### Records for the exercise

<<<<

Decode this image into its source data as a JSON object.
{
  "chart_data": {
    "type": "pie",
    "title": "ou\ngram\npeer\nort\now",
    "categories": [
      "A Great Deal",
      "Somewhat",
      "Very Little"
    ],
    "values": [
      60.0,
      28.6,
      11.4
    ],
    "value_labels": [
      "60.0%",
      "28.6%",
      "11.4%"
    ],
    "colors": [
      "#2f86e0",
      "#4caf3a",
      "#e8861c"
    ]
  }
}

>>>>

### Written problem
Everything in the listing above should be restated exactly.

### Result
Decode this image into its source data as a JSON object.
{
  "chart_data": {
    "type": "pie",
    "title": "ou\ngram\npeer\nort\now",
    "categories": [
      "A Great Deal",
      "Somewhat",
      "Very Little"
    ],
    "values": [
      60.0,
      28.6,
      11.4
    ],
    "value_labels": [
      "60.0%",
      "28.6%",
      "11.4%"
    ],
    "colors": [
      "#2f86e0",
      "#4caf3a",
      "#e8861c"
    ]
  }
}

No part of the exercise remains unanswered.